From the article on the Veterans Administration healthcare scandal, list every state whose VA facilities the article says have also been linked to delays in patient care or poor oversight.

• [Text]
○ ○ ○ ○
ObamaCare for the Military: How’s That Going?

The scandal at the Phoenix [Veterans Administration healthcare] division involved an off-the-books list allegedly kept to conceal long wait times as up to 40 veterans died waiting to get an appointment. Officials were accused of cooking the books to hide the fact that veterans were waiting more than 14 days, the target window. 

VA facilities in South Carolina, Florida, Pennsylvania, Georgia and Washington state have also been linked to delays in patient care or poor oversight. An internal probe of a Colorado clinic found that staff had been instructed to falsify records to cover up delayed care at a Fort Collins facility. 

[VA Secretary Eric] Shinseki has urged officials to wait until the inspector general report is completed, as he orders a separate review, but lawmakers voiced concern that this would only lead to further delays. 

Sen. Patty Murray, D-Wash., called the allegations “deeply disturbing.” “We need more than good intentions,” she said, calling for “decisive action.”  [Sources: Associated Press, FoxNews.com]

 

Interesting.

We’re told that health care is right, and that all American citizens (and even many who are not citizens) will be provided that care, as a right, upon demand.

Yet that provision already exists for members of the military. It has, for decades — and look at the shape the VA is in. None of this is new. It has been this way for decades. Obama is supposed to be special, different and brilliant. Yet his administration has been no more capable of delivering universal health care to the military than all his predecessors; perhaps even less so, from the sound of these reports.

The New York Times reports that approximately 1 percent of the American population is in the armed services. If the American government cannot competently deliver health care services to 1 percent of the population — a very important segment of the population, nearly everyone agrees — then how can we expect the same government to provide for the other 99 percent?
○ ○ ○ ○
• [Given entries]
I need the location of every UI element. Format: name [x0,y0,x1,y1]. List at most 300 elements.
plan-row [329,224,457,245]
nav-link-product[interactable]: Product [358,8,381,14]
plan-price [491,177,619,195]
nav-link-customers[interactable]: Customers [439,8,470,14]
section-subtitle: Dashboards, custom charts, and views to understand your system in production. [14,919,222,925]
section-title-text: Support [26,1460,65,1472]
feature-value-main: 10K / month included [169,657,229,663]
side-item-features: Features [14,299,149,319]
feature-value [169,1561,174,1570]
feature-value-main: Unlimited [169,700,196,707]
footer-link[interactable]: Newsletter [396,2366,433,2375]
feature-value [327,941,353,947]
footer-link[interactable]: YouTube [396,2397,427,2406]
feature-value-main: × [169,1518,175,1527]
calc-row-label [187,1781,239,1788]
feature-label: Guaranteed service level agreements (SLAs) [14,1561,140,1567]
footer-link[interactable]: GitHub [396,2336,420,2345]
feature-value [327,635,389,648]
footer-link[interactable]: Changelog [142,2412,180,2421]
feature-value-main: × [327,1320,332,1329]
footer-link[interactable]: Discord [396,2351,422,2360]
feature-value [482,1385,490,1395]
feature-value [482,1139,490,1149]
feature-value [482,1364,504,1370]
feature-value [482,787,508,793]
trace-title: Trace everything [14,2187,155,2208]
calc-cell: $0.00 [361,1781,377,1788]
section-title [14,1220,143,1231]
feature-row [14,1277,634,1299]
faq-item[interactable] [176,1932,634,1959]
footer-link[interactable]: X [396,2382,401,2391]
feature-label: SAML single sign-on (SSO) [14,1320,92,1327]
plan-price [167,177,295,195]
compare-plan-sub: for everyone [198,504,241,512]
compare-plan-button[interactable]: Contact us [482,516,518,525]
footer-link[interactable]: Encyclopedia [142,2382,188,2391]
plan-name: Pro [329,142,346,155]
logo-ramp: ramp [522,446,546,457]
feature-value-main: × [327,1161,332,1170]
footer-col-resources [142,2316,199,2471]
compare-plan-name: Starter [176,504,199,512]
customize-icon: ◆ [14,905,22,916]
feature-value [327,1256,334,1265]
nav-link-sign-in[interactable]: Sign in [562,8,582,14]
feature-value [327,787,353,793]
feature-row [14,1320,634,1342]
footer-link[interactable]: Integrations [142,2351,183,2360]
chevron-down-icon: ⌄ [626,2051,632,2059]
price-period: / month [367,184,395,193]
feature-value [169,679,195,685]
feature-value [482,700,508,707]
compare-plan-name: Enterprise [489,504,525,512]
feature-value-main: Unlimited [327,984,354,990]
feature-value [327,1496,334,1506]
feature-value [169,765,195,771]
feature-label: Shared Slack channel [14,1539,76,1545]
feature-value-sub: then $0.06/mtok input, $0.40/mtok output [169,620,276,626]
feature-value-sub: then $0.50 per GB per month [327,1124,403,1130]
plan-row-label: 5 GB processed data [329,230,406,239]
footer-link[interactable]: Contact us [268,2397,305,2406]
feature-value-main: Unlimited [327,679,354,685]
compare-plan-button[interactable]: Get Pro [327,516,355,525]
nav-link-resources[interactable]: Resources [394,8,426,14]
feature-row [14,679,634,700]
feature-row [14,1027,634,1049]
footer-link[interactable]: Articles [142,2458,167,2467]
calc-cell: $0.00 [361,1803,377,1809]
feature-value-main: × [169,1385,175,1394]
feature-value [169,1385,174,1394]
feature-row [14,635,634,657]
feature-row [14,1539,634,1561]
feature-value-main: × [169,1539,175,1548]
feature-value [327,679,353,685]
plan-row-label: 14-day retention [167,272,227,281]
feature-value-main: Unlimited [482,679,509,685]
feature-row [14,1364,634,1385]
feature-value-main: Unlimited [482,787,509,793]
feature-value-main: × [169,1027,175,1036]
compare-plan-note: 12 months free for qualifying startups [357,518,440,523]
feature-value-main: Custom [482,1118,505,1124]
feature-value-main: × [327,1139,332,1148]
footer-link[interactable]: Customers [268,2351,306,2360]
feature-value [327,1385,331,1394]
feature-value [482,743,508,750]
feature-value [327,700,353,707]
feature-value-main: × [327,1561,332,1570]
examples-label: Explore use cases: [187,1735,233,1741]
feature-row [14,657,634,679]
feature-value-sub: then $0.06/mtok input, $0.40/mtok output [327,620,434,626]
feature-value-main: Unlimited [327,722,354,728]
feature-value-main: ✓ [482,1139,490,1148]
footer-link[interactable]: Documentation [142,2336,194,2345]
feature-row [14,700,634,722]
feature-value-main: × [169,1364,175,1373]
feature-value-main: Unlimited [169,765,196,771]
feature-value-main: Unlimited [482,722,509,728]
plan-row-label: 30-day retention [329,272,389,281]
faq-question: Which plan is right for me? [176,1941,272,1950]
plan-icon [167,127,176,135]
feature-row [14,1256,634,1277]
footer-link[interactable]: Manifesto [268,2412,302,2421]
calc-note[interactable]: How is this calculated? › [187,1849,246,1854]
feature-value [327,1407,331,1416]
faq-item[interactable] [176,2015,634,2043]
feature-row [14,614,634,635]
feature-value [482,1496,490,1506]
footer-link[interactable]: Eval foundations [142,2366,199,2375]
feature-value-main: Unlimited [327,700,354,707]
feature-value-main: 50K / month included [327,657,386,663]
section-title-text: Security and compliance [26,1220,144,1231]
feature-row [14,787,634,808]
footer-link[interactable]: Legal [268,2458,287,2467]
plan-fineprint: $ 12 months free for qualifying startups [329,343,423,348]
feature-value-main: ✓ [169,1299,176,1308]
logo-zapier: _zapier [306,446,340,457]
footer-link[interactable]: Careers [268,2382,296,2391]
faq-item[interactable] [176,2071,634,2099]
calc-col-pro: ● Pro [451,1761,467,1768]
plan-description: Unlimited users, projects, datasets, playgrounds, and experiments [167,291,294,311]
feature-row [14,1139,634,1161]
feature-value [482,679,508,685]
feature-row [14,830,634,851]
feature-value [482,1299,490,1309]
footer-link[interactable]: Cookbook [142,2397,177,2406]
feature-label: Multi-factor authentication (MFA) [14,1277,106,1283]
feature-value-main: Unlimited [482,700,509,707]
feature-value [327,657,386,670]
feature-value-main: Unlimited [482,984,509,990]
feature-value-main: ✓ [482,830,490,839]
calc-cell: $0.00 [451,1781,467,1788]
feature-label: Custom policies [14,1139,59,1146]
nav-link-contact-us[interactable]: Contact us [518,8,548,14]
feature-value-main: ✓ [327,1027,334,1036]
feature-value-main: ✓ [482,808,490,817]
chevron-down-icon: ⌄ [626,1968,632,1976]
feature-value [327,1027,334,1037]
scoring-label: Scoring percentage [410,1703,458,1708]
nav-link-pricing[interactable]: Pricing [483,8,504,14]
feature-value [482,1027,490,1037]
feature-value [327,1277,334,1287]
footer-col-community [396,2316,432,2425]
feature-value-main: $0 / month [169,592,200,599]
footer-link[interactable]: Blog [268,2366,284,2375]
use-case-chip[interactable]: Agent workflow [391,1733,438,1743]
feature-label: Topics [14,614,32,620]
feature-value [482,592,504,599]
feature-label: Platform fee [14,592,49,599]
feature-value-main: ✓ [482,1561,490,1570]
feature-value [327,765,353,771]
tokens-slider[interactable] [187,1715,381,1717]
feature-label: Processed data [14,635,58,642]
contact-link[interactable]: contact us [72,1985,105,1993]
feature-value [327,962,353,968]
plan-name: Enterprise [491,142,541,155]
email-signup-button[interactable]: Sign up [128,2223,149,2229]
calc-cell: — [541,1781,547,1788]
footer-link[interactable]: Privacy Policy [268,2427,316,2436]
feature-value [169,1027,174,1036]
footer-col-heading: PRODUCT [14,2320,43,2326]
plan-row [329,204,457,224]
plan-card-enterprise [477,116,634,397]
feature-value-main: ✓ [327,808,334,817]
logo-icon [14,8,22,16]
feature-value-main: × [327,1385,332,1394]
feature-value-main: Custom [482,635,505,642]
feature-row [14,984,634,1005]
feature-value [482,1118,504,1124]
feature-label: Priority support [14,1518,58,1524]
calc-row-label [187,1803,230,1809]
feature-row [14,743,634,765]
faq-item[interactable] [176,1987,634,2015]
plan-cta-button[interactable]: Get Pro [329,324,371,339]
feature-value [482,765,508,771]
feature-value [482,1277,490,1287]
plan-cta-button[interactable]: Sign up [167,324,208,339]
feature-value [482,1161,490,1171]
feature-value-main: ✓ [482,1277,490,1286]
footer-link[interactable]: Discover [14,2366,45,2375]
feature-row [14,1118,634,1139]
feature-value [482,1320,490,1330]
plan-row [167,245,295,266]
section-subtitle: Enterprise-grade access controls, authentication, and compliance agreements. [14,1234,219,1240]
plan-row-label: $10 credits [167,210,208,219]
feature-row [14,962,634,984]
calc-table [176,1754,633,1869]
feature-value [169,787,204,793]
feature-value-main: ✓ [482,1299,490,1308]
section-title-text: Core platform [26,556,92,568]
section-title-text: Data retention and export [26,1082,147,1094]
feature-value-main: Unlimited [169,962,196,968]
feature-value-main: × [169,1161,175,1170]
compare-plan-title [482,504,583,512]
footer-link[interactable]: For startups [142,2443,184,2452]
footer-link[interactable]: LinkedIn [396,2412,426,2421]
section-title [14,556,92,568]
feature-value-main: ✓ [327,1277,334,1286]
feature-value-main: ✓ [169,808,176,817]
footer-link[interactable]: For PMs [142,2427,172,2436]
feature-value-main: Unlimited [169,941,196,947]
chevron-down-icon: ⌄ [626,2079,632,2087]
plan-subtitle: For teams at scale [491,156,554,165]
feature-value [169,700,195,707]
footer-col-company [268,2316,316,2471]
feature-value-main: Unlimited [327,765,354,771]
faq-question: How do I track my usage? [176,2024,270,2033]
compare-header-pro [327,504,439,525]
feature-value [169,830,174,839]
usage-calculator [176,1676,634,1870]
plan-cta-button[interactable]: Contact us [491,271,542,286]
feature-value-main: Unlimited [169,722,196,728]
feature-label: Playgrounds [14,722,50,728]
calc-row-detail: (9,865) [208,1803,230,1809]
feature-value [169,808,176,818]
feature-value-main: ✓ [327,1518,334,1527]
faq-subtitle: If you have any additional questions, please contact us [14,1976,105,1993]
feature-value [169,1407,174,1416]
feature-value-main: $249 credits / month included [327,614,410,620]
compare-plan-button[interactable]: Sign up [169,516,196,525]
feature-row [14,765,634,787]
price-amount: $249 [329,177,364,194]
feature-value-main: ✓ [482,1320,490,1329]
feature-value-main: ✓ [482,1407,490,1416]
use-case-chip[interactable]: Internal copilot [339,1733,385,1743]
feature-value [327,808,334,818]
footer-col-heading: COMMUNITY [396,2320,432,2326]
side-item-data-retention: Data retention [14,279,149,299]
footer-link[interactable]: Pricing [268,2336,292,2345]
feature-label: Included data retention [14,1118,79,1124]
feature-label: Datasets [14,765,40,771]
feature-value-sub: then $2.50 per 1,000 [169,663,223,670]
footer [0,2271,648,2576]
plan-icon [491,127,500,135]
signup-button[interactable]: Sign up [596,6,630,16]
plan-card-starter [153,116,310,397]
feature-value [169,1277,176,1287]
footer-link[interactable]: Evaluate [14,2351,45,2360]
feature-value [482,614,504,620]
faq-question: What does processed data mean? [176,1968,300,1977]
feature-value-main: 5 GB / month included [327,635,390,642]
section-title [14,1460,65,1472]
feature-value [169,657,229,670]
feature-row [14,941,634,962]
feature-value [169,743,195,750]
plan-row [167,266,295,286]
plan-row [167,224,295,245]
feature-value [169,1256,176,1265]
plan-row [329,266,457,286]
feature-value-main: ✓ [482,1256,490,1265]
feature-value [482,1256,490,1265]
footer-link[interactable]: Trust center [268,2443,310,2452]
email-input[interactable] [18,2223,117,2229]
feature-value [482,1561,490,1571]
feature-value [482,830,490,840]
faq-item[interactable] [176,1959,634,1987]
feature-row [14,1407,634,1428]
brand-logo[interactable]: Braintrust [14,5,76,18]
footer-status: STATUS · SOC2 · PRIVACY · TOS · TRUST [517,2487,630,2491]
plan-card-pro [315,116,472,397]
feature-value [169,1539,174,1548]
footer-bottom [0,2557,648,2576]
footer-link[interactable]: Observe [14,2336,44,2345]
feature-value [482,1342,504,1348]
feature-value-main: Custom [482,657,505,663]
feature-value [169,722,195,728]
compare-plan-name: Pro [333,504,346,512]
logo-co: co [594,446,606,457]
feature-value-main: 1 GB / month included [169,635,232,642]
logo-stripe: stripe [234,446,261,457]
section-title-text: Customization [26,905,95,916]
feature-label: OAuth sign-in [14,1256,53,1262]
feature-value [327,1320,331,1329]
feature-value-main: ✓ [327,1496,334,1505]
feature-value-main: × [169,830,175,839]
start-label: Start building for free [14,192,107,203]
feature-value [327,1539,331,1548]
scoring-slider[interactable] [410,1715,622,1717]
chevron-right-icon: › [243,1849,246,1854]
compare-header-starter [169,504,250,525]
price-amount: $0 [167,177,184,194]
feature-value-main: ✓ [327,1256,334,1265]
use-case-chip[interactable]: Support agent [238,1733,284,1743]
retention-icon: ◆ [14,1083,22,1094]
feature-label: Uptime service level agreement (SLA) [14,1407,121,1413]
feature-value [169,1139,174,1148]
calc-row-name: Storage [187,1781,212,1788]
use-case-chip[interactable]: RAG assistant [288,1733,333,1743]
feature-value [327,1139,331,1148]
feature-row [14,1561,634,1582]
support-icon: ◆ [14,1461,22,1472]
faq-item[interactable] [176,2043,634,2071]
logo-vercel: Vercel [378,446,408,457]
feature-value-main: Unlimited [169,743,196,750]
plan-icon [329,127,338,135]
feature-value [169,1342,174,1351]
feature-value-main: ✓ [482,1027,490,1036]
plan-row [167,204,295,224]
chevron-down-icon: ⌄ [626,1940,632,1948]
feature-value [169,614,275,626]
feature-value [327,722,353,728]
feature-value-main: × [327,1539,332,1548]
○ ○ ○ ○
• [Expected answer]
South Carolina
Florida
Pennsylvania
Georgia
Washington state